■ **DATA SHOWN**

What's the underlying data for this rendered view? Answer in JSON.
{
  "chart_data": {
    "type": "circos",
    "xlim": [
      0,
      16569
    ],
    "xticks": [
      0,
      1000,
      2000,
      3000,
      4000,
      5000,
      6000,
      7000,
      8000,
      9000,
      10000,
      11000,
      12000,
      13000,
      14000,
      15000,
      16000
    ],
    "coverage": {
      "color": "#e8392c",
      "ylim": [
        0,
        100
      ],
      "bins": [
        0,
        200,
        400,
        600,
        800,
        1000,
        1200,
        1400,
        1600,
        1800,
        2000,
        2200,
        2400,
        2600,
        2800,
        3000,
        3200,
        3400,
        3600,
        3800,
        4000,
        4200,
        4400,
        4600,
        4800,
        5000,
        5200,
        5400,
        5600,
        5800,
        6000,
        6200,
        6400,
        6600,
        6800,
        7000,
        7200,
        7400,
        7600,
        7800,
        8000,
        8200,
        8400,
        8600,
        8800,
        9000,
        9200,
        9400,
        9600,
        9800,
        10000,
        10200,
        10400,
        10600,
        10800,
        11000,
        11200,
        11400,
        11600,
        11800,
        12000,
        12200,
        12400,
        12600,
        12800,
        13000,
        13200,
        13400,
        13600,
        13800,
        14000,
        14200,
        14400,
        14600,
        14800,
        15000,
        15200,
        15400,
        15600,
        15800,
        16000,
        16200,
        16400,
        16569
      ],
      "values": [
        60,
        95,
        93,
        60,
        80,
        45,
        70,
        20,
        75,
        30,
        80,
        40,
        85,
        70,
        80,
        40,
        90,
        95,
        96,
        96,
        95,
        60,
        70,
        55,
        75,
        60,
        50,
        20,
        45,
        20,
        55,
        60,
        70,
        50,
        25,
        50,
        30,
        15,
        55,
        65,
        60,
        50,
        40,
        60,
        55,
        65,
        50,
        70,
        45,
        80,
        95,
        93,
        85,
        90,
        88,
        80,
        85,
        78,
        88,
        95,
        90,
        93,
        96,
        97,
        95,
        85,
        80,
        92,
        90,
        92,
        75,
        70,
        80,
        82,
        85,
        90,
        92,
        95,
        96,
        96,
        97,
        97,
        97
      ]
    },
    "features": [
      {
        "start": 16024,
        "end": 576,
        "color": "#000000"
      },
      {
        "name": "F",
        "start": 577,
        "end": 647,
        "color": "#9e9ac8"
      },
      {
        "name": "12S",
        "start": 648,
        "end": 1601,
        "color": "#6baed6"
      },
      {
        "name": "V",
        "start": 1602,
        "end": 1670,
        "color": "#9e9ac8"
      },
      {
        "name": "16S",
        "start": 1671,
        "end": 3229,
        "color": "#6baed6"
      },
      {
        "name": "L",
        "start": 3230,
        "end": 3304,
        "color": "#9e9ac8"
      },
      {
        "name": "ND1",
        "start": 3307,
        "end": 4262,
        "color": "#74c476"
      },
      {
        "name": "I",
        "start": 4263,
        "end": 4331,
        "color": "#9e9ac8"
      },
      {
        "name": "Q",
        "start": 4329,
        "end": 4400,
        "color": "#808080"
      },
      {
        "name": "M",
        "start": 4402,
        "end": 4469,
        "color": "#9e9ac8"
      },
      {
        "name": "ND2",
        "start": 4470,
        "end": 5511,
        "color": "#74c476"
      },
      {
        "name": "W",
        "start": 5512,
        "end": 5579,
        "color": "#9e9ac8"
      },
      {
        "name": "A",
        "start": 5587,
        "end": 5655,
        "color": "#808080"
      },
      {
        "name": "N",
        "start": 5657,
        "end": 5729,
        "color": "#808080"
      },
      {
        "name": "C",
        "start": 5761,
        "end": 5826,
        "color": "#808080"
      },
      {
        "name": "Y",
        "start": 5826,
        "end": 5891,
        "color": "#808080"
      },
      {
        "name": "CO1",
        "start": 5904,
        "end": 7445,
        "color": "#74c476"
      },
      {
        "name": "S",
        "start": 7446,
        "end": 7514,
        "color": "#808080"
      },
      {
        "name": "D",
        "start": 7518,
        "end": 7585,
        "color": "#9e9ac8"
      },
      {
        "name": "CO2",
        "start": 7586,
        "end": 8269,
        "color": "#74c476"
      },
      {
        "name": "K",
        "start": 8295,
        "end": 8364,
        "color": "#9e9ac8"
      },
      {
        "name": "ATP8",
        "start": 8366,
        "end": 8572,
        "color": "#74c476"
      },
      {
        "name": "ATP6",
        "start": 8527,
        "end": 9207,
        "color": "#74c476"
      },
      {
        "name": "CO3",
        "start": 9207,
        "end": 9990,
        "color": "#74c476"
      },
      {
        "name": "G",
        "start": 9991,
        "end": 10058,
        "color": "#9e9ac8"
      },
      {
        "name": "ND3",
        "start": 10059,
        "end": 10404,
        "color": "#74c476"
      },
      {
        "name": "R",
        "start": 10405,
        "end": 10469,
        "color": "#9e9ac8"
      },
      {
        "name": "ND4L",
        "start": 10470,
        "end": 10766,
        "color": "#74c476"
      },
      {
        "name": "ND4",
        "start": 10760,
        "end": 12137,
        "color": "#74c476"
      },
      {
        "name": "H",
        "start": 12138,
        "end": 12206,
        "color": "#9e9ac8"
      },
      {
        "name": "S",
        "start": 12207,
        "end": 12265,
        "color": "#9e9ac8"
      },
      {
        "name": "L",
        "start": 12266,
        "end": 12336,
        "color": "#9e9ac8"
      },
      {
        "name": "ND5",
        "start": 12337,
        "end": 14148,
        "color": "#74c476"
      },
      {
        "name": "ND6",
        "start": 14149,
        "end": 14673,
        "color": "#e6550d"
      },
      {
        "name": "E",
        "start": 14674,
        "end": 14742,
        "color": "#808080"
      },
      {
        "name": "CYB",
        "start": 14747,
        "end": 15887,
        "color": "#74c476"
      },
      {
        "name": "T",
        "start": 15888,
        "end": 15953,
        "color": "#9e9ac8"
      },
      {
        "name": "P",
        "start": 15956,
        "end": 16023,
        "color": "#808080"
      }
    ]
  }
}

■ **TASK TO COMPLETE**
Reproduce all of the data exactly as given.

■ **REPLY**
What's the underlying data for this rendered view? Answer in JSON.
{
  "chart_data": {
    "type": "circos",
    "xlim": [
      0,
      16569
    ],
    "xticks": [
      0,
      1000,
      2000,
      3000,
      4000,
      5000,
      6000,
      7000,
      8000,
      9000,
      10000,
      11000,
      12000,
      13000,
      14000,
      15000,
      16000
    ],
    "coverage": {
      "color": "#e8392c",
      "ylim": [
        0,
        100
      ],
      "bins": [
        0,
        200,
        400,
        600,
        800,
        1000,
        1200,
        1400,
        1600,
        1800,
        2000,
        2200,
        2400,
        2600,
        2800,
        3000,
        3200,
        3400,
        3600,
        3800,
        4000,
        4200,
        4400,
        4600,
        4800,
        5000,
        5200,
        5400,
        5600,
        5800,
        6000,
        6200,
        6400,
        6600,
        6800,
        7000,
        7200,
        7400,
        7600,
        7800,
        8000,
        8200,
        8400,
        8600,
        8800,
        9000,
        9200,
        9400,
        9600,
        9800,
        10000,
        10200,
        10400,
        10600,
        10800,
        11000,
        11200,
        11400,
        11600,
        11800,
        12000,
        12200,
        12400,
        12600,
        12800,
        13000,
        13200,
        13400,
        13600,
        13800,
        14000,
        14200,
        14400,
        14600,
        14800,
        15000,
        15200,
        15400,
        15600,
        15800,
        16000,
        16200,
        16400,
        16569
      ],
      "values": [
        60,
        95,
        93,
        60,
        80,
        45,
        70,
        20,
        75,
        30,
        80,
        40,
        85,
        70,
        80,
        40,
        90,
        95,
        96,
        96,
        95,
        60,
        70,
        55,
        75,
        60,
        50,
        20,
        45,
        20,
        55,
        60,
        70,
        50,
        25,
        50,
        30,
        15,
        55,
        65,
        60,
        50,
        40,
        60,
        55,
        65,
        50,
        70,
        45,
        80,
        95,
        93,
        85,
        90,
        88,
        80,
        85,
        78,
        88,
        95,
        90,
        93,
        96,
        97,
        95,
        85,
        80,
        92,
        90,
        92,
        75,
        70,
        80,
        82,
        85,
        90,
        92,
        95,
        96,
        96,
        97,
        97,
        97
      ]
    },
    "features": [
      {
        "start": 16024,
        "end": 576,
        "color": "#000000"
      },
      {
        "name": "F",
        "start": 577,
        "end": 647,
        "color": "#9e9ac8"
      },
      {
        "name": "12S",
        "start": 648,
        "end": 1601,
        "color": "#6baed6"
      },
      {
        "name": "V",
        "start": 1602,
        "end": 1670,
        "color": "#9e9ac8"
      },
      {
        "name": "16S",
        "start": 1671,
        "end": 3229,
        "color": "#6baed6"
      },
      {
        "name": "L",
        "start": 3230,
        "end": 3304,
        "color": "#9e9ac8"
      },
      {
        "name": "ND1",
        "start": 3307,
        "end": 4262,
        "color": "#74c476"
      },
      {
        "name": "I",
        "start": 4263,
        "end": 4331,
        "color": "#9e9ac8"
      },
      {
        "name": "Q",
        "start": 4329,
        "end": 4400,
        "color": "#808080"
      },
      {
        "name": "M",
        "start": 4402,
        "end": 4469,
        "color": "#9e9ac8"
      },
      {
        "name": "ND2",
        "start": 4470,
        "end": 5511,
        "color": "#74c476"
      },
      {
        "name": "W",
        "start": 5512,
        "end": 5579,
        "color": "#9e9ac8"
      },
      {
        "name": "A",
        "start": 5587,
        "end": 5655,
        "color": "#808080"
      },
      {
        "name": "N",
        "start": 5657,
        "end": 5729,
        "color": "#808080"
      },
      {
        "name": "C",
        "start": 5761,
        "end": 5826,
        "color": "#808080"
      },
      {
        "name": "Y",
        "start": 5826,
        "end": 5891,
        "color": "#808080"
      },
      {
        "name": "CO1",
        "start": 5904,
        "end": 7445,
        "color": "#74c476"
      },
      {
        "name": "S",
        "start": 7446,
        "end": 7514,
        "color": "#808080"
      },
      {
        "name": "D",
        "start": 7518,
        "end": 7585,
        "color": "#9e9ac8"
      },
      {
        "name": "CO2",
        "start": 7586,
        "end": 8269,
        "color": "#74c476"
      },
      {
        "name": "K",
        "start": 8295,
        "end": 8364,
        "color": "#9e9ac8"
      },
      {
        "name": "ATP8",
        "start": 8366,
        "end": 8572,
        "color": "#74c476"
      },
      {
        "name": "ATP6",
        "start": 8527,
        "end": 9207,
        "color": "#74c476"
      },
      {
        "name": "CO3",
        "start": 9207,
        "end": 9990,
        "color": "#74c476"
      },
      {
        "name": "G",
        "start": 9991,
        "end": 10058,
        "color": "#9e9ac8"
      },
      {
        "name": "ND3",
        "start": 10059,
        "end": 10404,
        "color": "#74c476"
      },
      {
        "name": "R",
        "start": 10405,
        "end": 10469,
        "color": "#9e9ac8"
      },
      {
        "name": "ND4L",
        "start": 10470,
        "end": 10766,
        "color": "#74c476"
      },
      {
        "name": "ND4",
        "start": 10760,
        "end": 12137,
        "color": "#74c476"
      },
      {
        "name": "H",
        "start": 12138,
        "end": 12206,
        "color": "#9e9ac8"
      },
      {
        "name": "S",
        "start": 12207,
        "end": 12265,
        "color": "#9e9ac8"
      },
      {
        "name": "L",
        "start": 12266,
        "end": 12336,
        "color": "#9e9ac8"
      },
      {
        "name": "ND5",
        "start": 12337,
        "end": 14148,
        "color": "#74c476"
      },
      {
        "name": "ND6",
        "start": 14149,
        "end": 14673,
        "color": "#e6550d"
      },
      {
        "name": "E",
        "start": 14674,
        "end": 14742,
        "color": "#808080"
      },
      {
        "name": "CYB",
        "start": 14747,
        "end": 15887,
        "color": "#74c476"
      },
      {
        "name": "T",
        "start": 15888,
        "end": 15953,
        "color": "#9e9ac8"
      },
      {
        "name": "P",
        "start": 15956,
        "end": 16023,
        "color": "#808080"
      }
    ]
  }
}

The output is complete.